:: Task objective ::
In the material below, list every line carrying the string "ленности".

Stored records
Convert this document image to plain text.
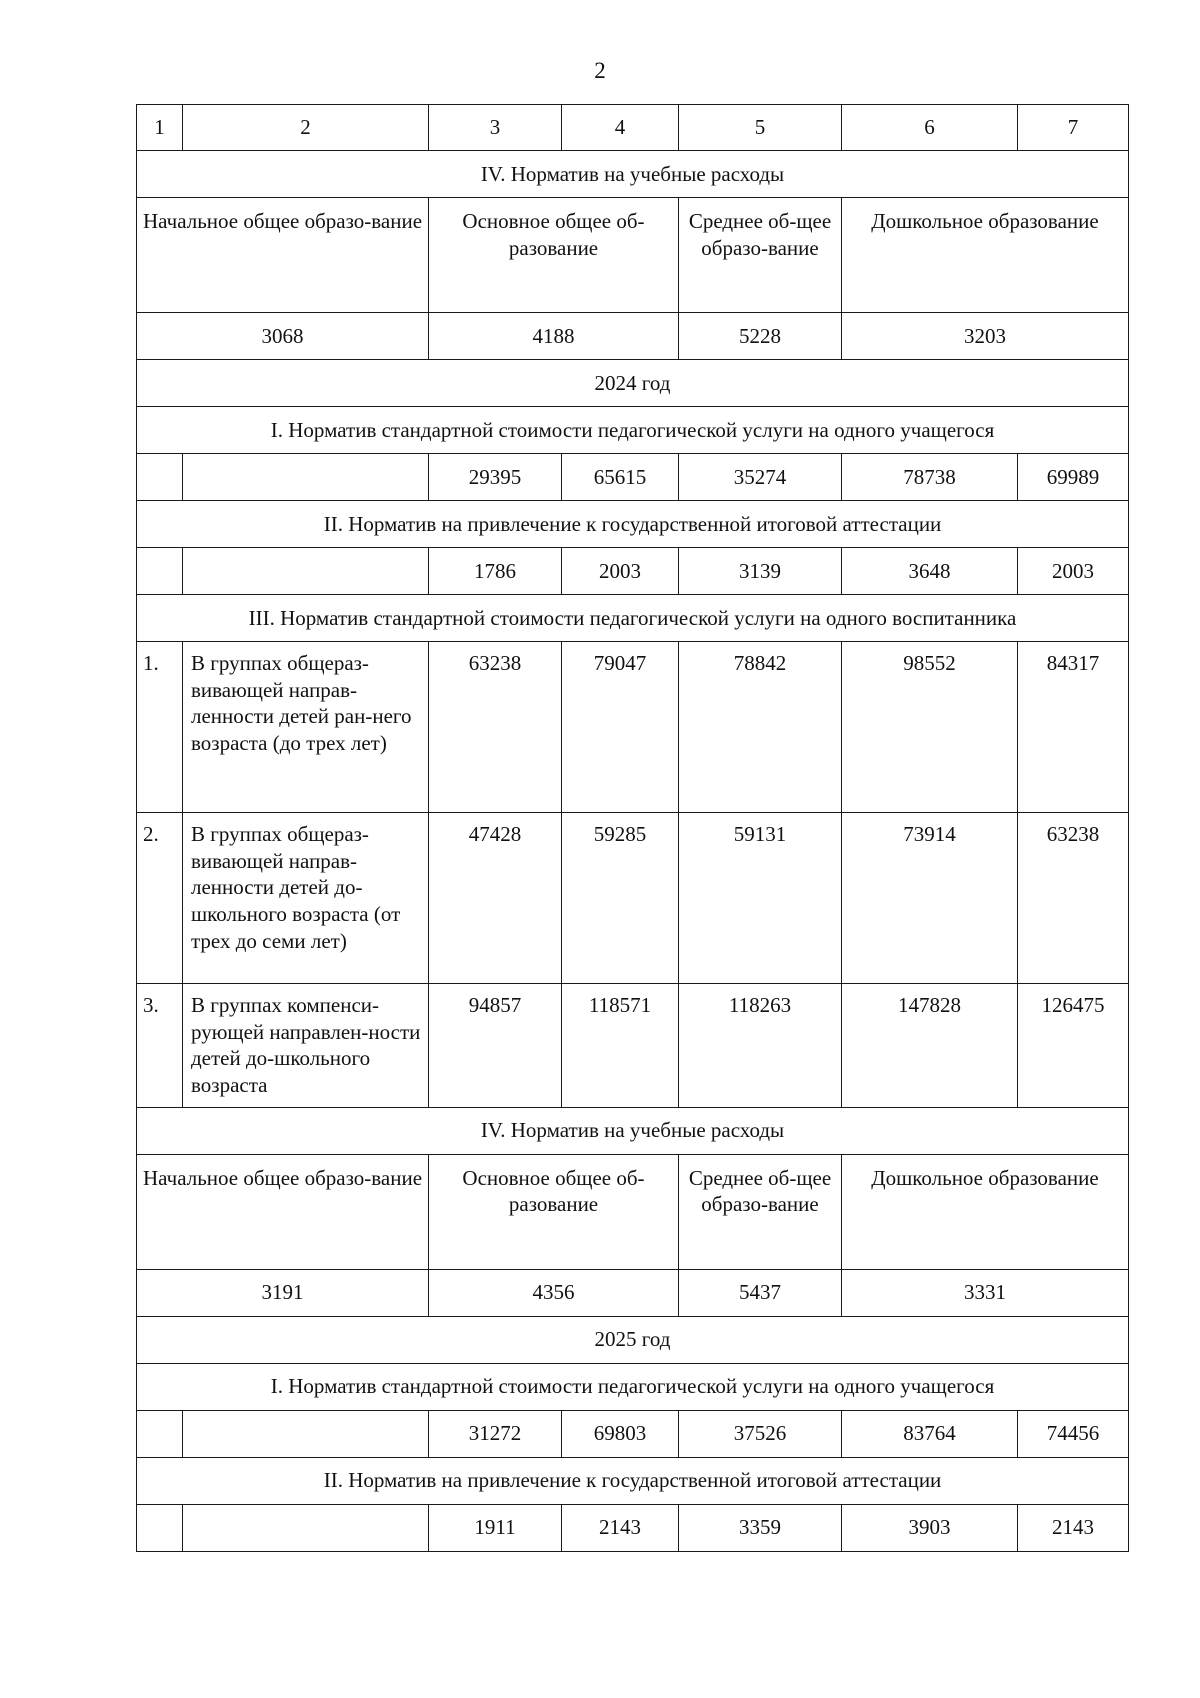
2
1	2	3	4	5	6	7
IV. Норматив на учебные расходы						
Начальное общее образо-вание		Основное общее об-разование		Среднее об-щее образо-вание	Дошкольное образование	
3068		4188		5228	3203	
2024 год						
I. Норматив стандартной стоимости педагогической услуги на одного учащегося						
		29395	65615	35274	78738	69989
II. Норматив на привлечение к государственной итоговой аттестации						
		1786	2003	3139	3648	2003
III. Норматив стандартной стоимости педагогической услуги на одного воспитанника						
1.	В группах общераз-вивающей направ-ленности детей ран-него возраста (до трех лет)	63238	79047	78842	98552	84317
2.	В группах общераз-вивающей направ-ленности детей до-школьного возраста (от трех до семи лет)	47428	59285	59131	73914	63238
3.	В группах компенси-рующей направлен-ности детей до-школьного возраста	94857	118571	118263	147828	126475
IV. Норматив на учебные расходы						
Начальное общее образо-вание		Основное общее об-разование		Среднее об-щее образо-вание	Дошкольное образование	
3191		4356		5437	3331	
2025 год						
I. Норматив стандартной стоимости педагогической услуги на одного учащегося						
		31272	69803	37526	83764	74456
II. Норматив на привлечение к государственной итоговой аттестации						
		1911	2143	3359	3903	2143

...

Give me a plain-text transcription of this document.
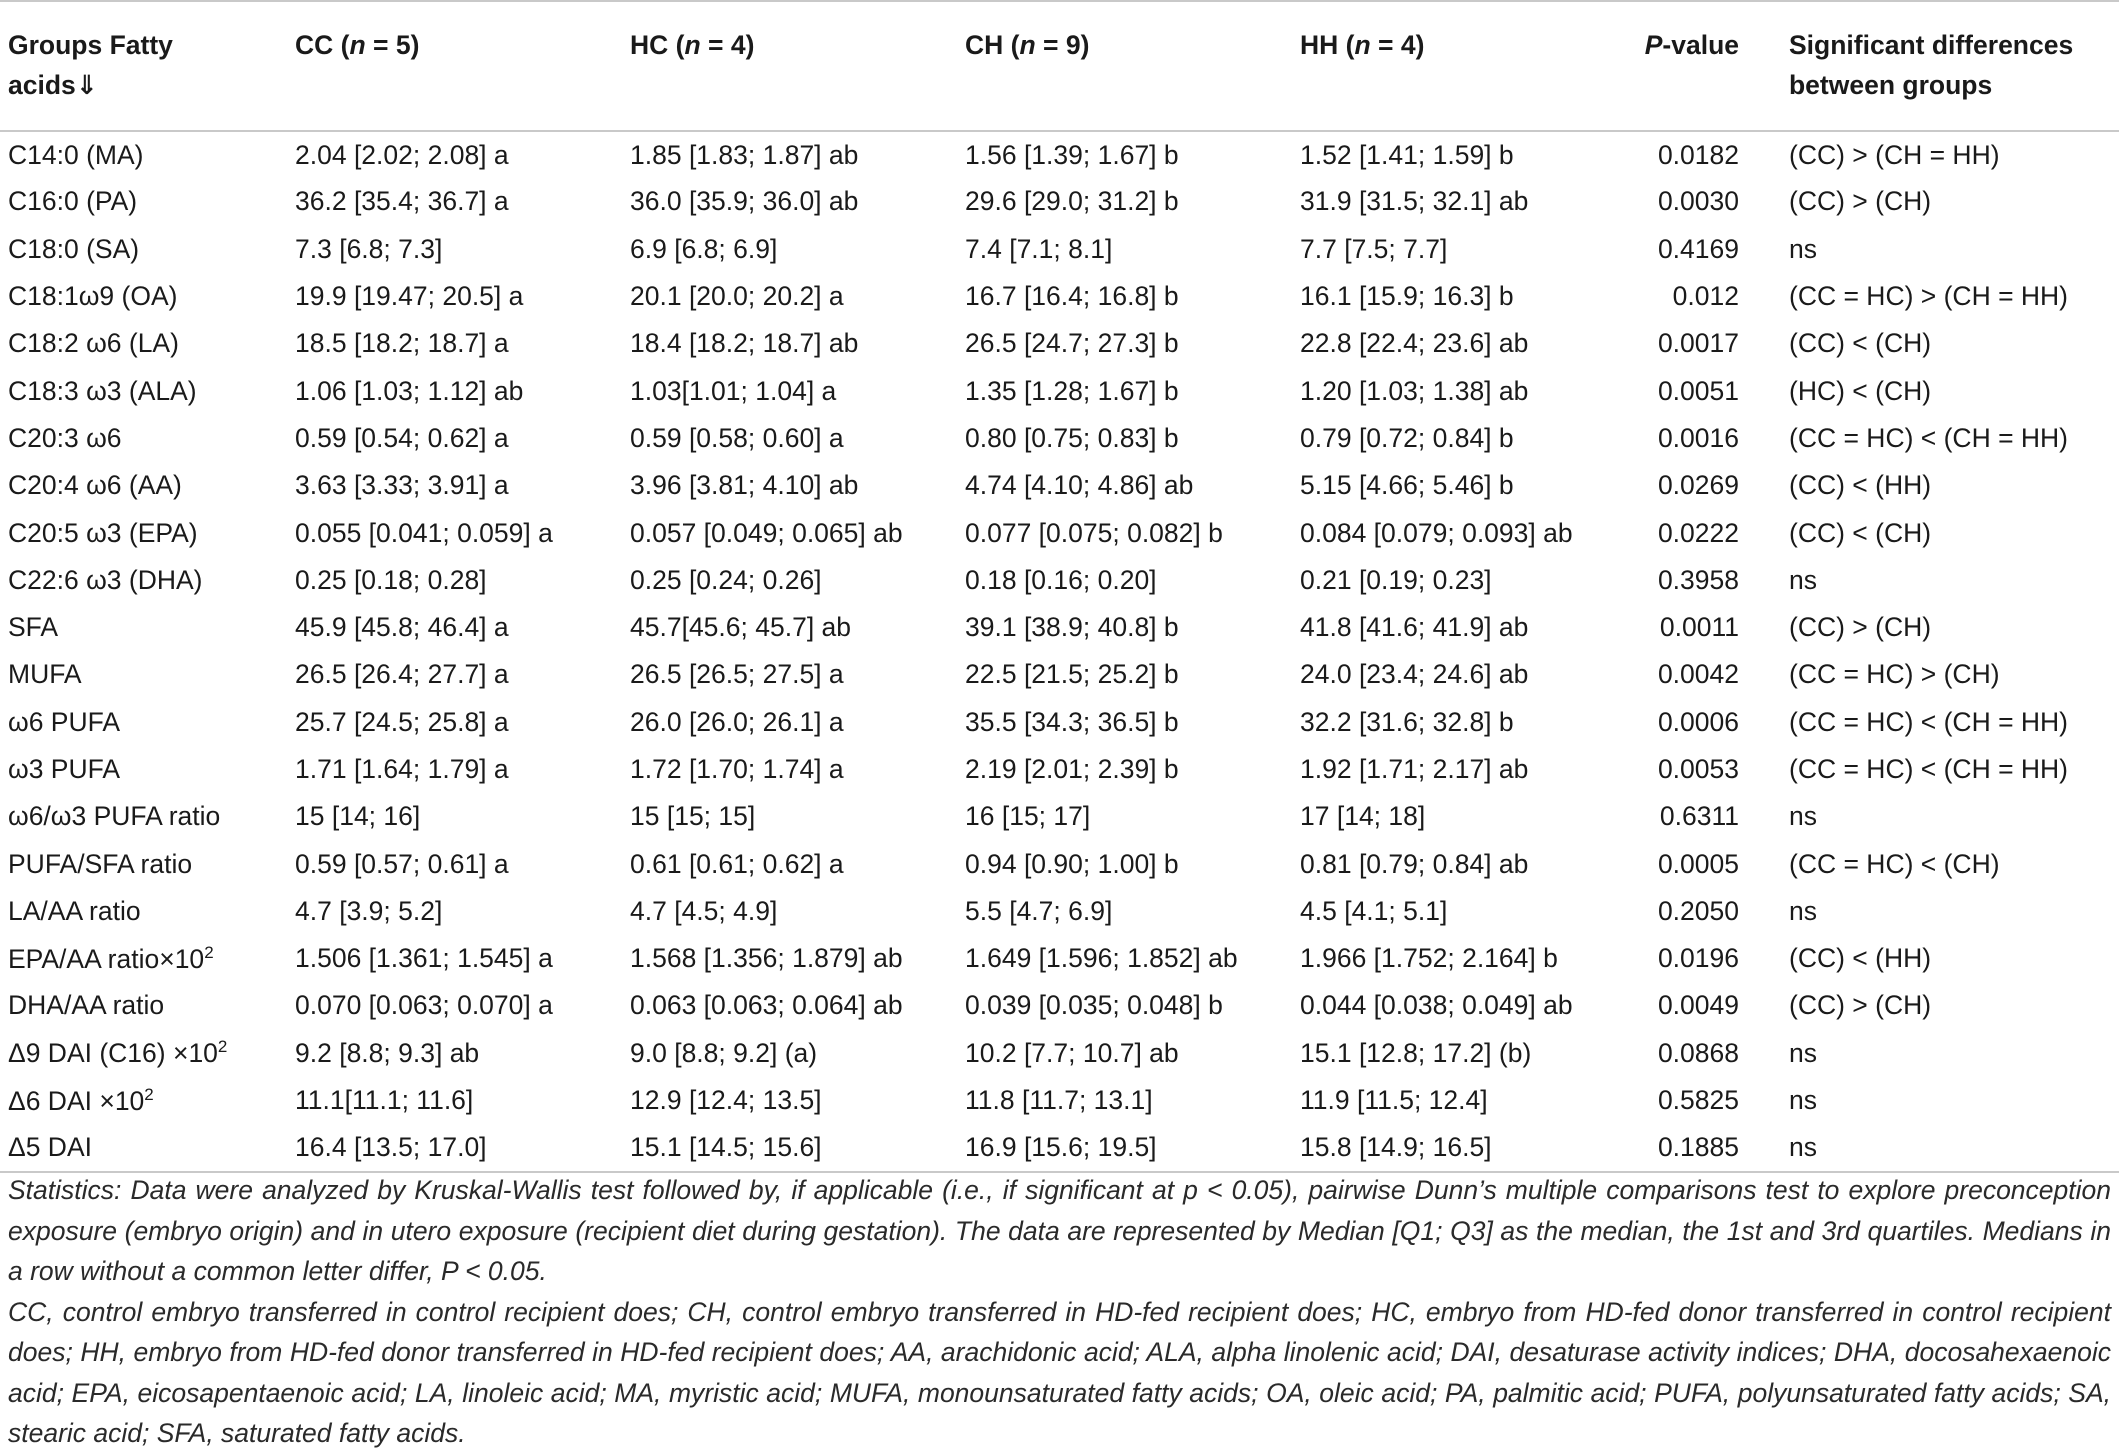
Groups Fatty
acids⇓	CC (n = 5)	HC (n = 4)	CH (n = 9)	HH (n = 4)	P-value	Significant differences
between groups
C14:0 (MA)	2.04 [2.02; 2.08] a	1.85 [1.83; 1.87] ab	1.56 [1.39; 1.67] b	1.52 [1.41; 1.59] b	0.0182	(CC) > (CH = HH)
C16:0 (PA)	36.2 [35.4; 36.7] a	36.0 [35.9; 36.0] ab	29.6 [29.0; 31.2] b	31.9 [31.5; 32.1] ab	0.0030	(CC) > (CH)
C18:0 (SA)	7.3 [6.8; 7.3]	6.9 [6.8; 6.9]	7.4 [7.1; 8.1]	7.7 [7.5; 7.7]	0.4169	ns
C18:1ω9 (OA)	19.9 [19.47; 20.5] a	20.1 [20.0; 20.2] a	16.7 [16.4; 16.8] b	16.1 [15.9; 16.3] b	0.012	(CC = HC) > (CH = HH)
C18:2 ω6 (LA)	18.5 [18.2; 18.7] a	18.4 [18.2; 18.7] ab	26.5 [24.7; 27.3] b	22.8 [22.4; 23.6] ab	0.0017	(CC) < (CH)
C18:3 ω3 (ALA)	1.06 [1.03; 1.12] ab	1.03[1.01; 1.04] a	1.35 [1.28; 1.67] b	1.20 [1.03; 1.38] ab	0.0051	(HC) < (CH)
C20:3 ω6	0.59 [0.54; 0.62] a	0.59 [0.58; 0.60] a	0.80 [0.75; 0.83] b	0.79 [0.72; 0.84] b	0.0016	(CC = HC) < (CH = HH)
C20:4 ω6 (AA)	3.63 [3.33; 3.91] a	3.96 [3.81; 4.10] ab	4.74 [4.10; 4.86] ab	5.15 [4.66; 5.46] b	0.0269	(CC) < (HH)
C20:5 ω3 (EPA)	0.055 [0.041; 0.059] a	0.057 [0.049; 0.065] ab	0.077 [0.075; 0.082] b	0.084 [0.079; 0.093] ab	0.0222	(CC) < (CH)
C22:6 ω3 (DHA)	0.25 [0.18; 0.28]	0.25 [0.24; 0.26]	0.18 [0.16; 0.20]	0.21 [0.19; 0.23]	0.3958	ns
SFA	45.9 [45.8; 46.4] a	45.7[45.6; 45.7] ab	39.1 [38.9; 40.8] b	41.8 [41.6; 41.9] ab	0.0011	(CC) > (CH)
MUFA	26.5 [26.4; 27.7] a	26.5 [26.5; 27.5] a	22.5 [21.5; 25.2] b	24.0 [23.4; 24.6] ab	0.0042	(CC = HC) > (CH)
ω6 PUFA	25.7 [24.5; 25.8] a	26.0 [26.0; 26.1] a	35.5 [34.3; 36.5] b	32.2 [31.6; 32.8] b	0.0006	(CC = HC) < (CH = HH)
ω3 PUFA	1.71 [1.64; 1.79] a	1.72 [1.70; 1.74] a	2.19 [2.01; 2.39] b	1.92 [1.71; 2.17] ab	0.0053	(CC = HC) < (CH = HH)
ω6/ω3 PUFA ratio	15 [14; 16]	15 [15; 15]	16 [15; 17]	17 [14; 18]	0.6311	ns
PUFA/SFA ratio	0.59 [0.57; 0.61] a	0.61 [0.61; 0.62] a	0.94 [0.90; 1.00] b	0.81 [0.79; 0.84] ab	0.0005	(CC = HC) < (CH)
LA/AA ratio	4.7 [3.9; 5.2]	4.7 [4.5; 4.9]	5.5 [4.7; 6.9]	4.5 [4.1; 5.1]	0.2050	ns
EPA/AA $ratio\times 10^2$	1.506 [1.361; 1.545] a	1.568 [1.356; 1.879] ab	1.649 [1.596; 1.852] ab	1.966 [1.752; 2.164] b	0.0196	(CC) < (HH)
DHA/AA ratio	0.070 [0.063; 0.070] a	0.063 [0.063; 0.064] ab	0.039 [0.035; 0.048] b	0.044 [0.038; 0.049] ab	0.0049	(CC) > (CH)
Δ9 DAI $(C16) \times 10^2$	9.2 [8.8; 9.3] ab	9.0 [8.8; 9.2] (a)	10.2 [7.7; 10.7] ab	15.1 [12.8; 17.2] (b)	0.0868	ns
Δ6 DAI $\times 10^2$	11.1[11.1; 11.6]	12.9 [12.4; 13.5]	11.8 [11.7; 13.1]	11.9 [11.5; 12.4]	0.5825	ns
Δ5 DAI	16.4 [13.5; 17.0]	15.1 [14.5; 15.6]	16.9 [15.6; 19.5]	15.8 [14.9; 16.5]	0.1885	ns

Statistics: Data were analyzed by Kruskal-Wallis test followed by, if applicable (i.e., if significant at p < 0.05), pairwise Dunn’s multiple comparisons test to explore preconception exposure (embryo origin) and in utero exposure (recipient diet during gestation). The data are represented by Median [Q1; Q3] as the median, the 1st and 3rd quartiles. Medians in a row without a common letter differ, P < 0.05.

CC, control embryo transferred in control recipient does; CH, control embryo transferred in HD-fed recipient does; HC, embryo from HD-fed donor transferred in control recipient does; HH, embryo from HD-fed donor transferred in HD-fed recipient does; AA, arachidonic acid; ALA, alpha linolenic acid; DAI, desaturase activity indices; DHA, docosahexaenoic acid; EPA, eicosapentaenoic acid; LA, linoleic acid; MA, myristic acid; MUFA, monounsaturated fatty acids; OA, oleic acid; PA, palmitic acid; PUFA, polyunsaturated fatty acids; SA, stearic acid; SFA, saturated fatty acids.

:: Worked answer ::
1.	В группах общераз-вивающей направ-ленности детей ран-него возраста (до трех лет)	63238	79047	78842	98552	84317
2.	В группах общераз-вивающей направ-ленности детей до-школьного возраста (от трех до семи лет)	47428	59285	59131	73914	63238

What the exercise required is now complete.